Brief => Every record here needs to be written out again exactly.

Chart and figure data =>
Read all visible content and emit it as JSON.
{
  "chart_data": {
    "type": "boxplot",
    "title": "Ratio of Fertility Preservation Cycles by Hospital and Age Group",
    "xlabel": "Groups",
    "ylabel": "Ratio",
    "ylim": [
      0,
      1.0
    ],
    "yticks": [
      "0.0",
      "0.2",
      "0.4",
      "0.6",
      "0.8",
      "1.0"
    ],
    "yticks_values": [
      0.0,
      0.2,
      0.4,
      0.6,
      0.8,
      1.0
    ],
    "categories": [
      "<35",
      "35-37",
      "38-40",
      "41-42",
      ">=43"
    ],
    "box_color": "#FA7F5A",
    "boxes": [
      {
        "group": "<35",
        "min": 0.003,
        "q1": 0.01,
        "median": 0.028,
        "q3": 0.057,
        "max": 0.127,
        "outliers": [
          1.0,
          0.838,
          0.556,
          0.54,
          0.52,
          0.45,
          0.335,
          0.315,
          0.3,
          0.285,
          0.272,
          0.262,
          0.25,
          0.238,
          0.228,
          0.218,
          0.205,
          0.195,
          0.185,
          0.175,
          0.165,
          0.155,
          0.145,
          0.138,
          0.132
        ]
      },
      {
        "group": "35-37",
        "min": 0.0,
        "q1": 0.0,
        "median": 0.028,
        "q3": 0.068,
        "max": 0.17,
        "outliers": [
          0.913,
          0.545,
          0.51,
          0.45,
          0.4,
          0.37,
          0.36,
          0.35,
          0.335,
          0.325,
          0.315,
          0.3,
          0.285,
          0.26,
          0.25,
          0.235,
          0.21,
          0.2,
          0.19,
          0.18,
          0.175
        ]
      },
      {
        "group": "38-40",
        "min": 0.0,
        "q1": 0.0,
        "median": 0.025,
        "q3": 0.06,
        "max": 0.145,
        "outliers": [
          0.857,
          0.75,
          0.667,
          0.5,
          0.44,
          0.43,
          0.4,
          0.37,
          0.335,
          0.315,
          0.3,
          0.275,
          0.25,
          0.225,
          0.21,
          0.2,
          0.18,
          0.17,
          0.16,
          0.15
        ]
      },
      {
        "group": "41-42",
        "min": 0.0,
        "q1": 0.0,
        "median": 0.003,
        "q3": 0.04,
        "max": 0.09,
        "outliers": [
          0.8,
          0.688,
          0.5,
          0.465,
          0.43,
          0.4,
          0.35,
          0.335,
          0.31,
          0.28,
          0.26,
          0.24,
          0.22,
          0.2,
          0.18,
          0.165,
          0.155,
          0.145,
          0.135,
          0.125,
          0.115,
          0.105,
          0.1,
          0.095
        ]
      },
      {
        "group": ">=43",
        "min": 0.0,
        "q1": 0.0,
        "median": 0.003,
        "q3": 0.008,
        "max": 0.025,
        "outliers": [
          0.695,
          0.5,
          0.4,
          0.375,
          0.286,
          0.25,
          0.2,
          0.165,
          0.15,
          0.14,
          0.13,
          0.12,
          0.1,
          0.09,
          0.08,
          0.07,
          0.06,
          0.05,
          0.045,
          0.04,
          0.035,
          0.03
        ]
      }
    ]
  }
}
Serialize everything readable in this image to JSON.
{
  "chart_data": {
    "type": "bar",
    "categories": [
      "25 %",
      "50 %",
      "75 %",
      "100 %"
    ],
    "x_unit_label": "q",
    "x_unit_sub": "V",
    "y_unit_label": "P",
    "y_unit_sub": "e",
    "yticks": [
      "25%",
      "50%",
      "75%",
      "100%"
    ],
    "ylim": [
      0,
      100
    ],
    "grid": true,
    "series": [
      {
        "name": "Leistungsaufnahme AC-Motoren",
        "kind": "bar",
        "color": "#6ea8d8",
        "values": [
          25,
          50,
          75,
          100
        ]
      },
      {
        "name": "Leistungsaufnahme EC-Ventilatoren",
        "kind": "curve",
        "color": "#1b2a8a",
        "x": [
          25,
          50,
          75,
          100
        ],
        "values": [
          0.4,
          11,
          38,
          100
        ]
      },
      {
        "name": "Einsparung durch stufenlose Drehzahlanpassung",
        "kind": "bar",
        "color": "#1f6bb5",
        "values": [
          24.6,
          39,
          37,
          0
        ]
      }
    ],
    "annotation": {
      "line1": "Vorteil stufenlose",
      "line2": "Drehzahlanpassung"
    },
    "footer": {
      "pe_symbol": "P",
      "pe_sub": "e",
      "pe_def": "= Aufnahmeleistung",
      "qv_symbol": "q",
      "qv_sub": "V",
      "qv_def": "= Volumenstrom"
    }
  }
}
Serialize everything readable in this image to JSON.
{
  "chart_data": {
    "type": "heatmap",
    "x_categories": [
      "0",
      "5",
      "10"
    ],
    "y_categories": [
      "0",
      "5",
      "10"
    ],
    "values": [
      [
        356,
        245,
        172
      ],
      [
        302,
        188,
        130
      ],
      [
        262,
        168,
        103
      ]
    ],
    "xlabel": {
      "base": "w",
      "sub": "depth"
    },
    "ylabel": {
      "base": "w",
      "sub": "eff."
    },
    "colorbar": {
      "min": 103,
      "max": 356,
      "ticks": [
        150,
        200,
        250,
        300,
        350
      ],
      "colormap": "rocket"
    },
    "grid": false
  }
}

Exercise response =>
Read all visible content and emit it as JSON.
{
  "chart_data": {
    "type": "boxplot",
    "title": "Ratio of Fertility Preservation Cycles by Hospital and Age Group",
    "xlabel": "Groups",
    "ylabel": "Ratio",
    "ylim": [
      0,
      1.0
    ],
    "yticks": [
      "0.0",
      "0.2",
      "0.4",
      "0.6",
      "0.8",
      "1.0"
    ],
    "yticks_values": [
      0.0,
      0.2,
      0.4,
      0.6,
      0.8,
      1.0
    ],
    "categories": [
      "<35",
      "35-37",
      "38-40",
      "41-42",
      ">=43"
    ],
    "box_color": "#FA7F5A",
    "boxes": [
      {
        "group": "<35",
        "min": 0.003,
        "q1": 0.01,
        "median": 0.028,
        "q3": 0.057,
        "max": 0.127,
        "outliers": [
          1.0,
          0.838,
          0.556,
          0.54,
          0.52,
          0.45,
          0.335,
          0.315,
          0.3,
          0.285,
          0.272,
          0.262,
          0.25,
          0.238,
          0.228,
          0.218,
          0.205,
          0.195,
          0.185,
          0.175,
          0.165,
          0.155,
          0.145,
          0.138,
          0.132
        ]
      },
      {
        "group": "35-37",
        "min": 0.0,
        "q1": 0.0,
        "median": 0.028,
        "q3": 0.068,
        "max": 0.17,
        "outliers": [
          0.913,
          0.545,
          0.51,
          0.45,
          0.4,
          0.37,
          0.36,
          0.35,
          0.335,
          0.325,
          0.315,
          0.3,
          0.285,
          0.26,
          0.25,
          0.235,
          0.21,
          0.2,
          0.19,
          0.18,
          0.175
        ]
      },
      {
        "group": "38-40",
        "min": 0.0,
        "q1": 0.0,
        "median": 0.025,
        "q3": 0.06,
        "max": 0.145,
        "outliers": [
          0.857,
          0.75,
          0.667,
          0.5,
          0.44,
          0.43,
          0.4,
          0.37,
          0.335,
          0.315,
          0.3,
          0.275,
          0.25,
          0.225,
          0.21,
          0.2,
          0.18,
          0.17,
          0.16,
          0.15
        ]
      },
      {
        "group": "41-42",
        "min": 0.0,
        "q1": 0.0,
        "median": 0.003,
        "q3": 0.04,
        "max": 0.09,
        "outliers": [
          0.8,
          0.688,
          0.5,
          0.465,
          0.43,
          0.4,
          0.35,
          0.335,
          0.31,
          0.28,
          0.26,
          0.24,
          0.22,
          0.2,
          0.18,
          0.165,
          0.155,
          0.145,
          0.135,
          0.125,
          0.115,
          0.105,
          0.1,
          0.095
        ]
      },
      {
        "group": ">=43",
        "min": 0.0,
        "q1": 0.0,
        "median": 0.003,
        "q3": 0.008,
        "max": 0.025,
        "outliers": [
          0.695,
          0.5,
          0.4,
          0.375,
          0.286,
          0.25,
          0.2,
          0.165,
          0.15,
          0.14,
          0.13,
          0.12,
          0.1,
          0.09,
          0.08,
          0.07,
          0.06,
          0.05,
          0.045,
          0.04,
          0.035,
          0.03
        ]
      }
    ]
  }
}
Serialize everything readable in this image to JSON.
{
  "chart_data": {
    "type": "bar",
    "categories": [
      "25 %",
      "50 %",
      "75 %",
      "100 %"
    ],
    "x_unit_label": "q",
    "x_unit_sub": "V",
    "y_unit_label": "P",
    "y_unit_sub": "e",
    "yticks": [
      "25%",
      "50%",
      "75%",
      "100%"
    ],
    "ylim": [
      0,
      100
    ],
    "grid": true,
    "series": [
      {
        "name": "Leistungsaufnahme AC-Motoren",
        "kind": "bar",
        "color": "#6ea8d8",
        "values": [
          25,
          50,
          75,
          100
        ]
      },
      {
        "name": "Leistungsaufnahme EC-Ventilatoren",
        "kind": "curve",
        "color": "#1b2a8a",
        "x": [
          25,
          50,
          75,
          100
        ],
        "values": [
          0.4,
          11,
          38,
          100
        ]
      },
      {
        "name": "Einsparung durch stufenlose Drehzahlanpassung",
        "kind": "bar",
        "color": "#1f6bb5",
        "values": [
          24.6,
          39,
          37,
          0
        ]
      }
    ],
    "annotation": {
      "line1": "Vorteil stufenlose",
      "line2": "Drehzahlanpassung"
    },
    "footer": {
      "pe_symbol": "P",
      "pe_sub": "e",
      "pe_def": "= Aufnahmeleistung",
      "qv_symbol": "q",
      "qv_sub": "V",
      "qv_def": "= Volumenstrom"
    }
  }
}
Serialize everything readable in this image to JSON.
{
  "chart_data": {
    "type": "heatmap",
    "x_categories": [
      "0",
      "5",
      "10"
    ],
    "y_categories": [
      "0",
      "5",
      "10"
    ],
    "values": [
      [
        356,
        245,
        172
      ],
      [
        302,
        188,
        130
      ],
      [
        262,
        168,
        103
      ]
    ],
    "xlabel": {
      "base": "w",
      "sub": "depth"
    },
    "ylabel": {
      "base": "w",
      "sub": "eff."
    },
    "colorbar": {
      "min": 103,
      "max": 356,
      "ticks": [
        150,
        200,
        250,
        300,
        350
      ],
      "colormap": "rocket"
    },
    "grid": false
  }
}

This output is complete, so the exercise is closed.